start

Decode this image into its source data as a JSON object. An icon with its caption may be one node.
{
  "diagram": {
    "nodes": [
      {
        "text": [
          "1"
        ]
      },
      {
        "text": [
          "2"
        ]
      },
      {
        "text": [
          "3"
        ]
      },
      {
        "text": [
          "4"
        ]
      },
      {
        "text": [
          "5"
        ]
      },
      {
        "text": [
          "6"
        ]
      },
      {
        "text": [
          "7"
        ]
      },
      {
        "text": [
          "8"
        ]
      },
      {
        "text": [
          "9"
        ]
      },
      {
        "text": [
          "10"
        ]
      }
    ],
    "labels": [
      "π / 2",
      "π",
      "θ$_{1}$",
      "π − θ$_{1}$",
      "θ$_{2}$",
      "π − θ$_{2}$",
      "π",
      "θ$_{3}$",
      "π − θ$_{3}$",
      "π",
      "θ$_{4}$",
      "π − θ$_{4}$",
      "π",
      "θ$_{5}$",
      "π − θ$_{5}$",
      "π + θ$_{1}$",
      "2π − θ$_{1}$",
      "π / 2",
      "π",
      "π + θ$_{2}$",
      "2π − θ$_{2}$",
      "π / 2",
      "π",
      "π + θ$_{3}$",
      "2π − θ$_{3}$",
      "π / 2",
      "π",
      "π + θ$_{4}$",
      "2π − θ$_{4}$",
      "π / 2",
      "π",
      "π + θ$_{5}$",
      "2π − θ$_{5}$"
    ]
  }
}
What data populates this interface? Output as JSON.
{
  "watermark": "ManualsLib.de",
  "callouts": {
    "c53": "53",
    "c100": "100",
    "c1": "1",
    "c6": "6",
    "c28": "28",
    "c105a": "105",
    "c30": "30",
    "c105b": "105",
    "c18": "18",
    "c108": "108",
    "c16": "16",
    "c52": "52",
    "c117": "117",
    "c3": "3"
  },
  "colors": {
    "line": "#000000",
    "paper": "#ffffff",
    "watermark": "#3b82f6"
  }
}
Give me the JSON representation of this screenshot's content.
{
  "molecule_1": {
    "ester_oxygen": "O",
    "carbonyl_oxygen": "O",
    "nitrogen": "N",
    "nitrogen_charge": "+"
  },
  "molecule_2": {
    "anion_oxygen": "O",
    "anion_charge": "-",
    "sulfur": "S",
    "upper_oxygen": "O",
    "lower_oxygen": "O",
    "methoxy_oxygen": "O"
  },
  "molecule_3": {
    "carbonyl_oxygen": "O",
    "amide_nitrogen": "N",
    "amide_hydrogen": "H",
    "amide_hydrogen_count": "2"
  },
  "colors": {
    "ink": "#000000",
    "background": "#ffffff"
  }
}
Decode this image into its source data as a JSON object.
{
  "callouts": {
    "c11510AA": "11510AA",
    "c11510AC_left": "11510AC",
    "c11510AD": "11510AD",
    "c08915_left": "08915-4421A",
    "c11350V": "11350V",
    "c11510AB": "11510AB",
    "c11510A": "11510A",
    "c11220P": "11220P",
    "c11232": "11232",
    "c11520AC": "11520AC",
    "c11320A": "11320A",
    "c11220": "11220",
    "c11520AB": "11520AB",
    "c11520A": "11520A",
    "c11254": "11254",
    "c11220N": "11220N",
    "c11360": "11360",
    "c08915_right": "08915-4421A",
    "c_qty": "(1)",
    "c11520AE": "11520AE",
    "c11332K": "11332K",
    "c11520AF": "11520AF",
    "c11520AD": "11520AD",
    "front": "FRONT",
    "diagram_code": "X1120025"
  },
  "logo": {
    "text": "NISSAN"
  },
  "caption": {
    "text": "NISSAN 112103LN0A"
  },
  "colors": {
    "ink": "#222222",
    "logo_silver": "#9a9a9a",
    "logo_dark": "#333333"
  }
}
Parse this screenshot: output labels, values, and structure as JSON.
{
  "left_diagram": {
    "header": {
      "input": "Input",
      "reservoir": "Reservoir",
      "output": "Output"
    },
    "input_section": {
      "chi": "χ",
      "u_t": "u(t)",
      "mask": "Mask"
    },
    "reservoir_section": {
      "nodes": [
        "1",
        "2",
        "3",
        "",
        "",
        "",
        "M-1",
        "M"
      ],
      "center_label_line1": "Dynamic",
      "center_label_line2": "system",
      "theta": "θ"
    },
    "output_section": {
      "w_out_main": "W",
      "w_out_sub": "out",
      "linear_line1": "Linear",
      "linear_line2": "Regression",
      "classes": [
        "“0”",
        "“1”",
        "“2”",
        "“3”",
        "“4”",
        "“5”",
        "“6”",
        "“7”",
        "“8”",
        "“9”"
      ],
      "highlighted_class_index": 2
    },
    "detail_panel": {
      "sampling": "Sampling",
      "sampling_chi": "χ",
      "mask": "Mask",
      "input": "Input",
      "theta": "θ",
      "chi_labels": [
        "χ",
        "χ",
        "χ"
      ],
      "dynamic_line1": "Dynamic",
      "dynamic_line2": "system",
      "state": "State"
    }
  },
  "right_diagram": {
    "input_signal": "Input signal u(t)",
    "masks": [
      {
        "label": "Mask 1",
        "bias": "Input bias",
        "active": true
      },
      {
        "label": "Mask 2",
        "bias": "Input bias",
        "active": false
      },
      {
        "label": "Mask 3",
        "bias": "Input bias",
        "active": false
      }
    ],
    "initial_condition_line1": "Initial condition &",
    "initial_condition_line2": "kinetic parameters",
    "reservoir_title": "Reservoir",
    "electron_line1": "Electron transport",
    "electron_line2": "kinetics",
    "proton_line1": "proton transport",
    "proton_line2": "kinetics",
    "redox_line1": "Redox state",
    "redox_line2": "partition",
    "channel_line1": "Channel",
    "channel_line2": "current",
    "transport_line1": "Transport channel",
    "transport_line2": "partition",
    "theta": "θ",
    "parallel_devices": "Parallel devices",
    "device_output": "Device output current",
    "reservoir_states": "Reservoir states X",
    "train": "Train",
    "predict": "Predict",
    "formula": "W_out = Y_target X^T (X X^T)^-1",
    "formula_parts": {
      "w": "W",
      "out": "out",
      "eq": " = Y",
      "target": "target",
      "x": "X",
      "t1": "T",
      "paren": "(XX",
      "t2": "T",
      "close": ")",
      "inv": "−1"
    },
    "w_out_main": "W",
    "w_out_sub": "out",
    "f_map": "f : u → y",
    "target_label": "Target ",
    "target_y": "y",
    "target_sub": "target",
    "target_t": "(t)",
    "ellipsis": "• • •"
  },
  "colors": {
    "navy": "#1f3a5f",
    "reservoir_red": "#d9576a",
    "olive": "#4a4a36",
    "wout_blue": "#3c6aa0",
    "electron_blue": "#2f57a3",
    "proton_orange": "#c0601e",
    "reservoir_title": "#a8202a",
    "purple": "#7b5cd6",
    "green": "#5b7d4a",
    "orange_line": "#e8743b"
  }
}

end

### [The problem]
Isolate the lines above that contain the word "data" and copy them.

### [Result of this task]
Decode this image into its source data as a JSON object. An icon with its caption may be one node.
What data populates this interface? Output as JSON.
Decode this image into its source data as a JSON object.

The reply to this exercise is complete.